----- RECORDS TO USE
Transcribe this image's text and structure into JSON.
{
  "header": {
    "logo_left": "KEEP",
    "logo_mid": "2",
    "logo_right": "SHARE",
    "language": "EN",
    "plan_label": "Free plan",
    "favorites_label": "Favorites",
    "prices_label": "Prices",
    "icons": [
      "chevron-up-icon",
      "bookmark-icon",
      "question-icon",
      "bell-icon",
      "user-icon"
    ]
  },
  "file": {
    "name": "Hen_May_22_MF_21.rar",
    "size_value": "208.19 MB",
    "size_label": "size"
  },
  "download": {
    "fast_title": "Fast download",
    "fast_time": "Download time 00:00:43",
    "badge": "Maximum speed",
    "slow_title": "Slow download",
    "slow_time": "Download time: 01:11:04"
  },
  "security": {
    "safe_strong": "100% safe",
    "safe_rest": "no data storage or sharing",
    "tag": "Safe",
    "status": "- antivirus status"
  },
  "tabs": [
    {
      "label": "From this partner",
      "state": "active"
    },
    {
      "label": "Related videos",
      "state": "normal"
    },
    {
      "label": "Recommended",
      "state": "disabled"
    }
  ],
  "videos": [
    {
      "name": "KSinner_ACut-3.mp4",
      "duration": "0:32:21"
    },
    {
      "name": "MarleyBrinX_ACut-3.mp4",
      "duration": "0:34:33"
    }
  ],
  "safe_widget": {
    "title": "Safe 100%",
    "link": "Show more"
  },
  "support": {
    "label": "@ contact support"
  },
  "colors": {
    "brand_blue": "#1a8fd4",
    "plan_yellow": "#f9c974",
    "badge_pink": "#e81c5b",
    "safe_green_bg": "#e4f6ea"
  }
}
----------
Repeat all the material, keeping each line identical.

* **WRITTEN REPLY**
Transcribe this image's text and structure into JSON.
{
  "header": {
    "logo_left": "KEEP",
    "logo_mid": "2",
    "logo_right": "SHARE",
    "language": "EN",
    "plan_label": "Free plan",
    "favorites_label": "Favorites",
    "prices_label": "Prices",
    "icons": [
      "chevron-up-icon",
      "bookmark-icon",
      "question-icon",
      "bell-icon",
      "user-icon"
    ]
  },
  "file": {
    "name": "Hen_May_22_MF_21.rar",
    "size_value": "208.19 MB",
    "size_label": "size"
  },
  "download": {
    "fast_title": "Fast download",
    "fast_time": "Download time 00:00:43",
    "badge": "Maximum speed",
    "slow_title": "Slow download",
    "slow_time": "Download time: 01:11:04"
  },
  "security": {
    "safe_strong": "100% safe",
    "safe_rest": "no data storage or sharing",
    "tag": "Safe",
    "status": "- antivirus status"
  },
  "tabs": [
    {
      "label": "From this partner",
      "state": "active"
    },
    {
      "label": "Related videos",
      "state": "normal"
    },
    {
      "label": "Recommended",
      "state": "disabled"
    }
  ],
  "videos": [
    {
      "name": "KSinner_ACut-3.mp4",
      "duration": "0:32:21"
    },
    {
      "name": "MarleyBrinX_ACut-3.mp4",
      "duration": "0:34:33"
    }
  ],
  "safe_widget": {
    "title": "Safe 100%",
    "link": "Show more"
  },
  "support": {
    "label": "@ contact support"
  },
  "colors": {
    "brand_blue": "#1a8fd4",
    "plan_yellow": "#f9c974",
    "badge_pink": "#e81c5b",
    "safe_green_bg": "#e4f6ea"
  }
}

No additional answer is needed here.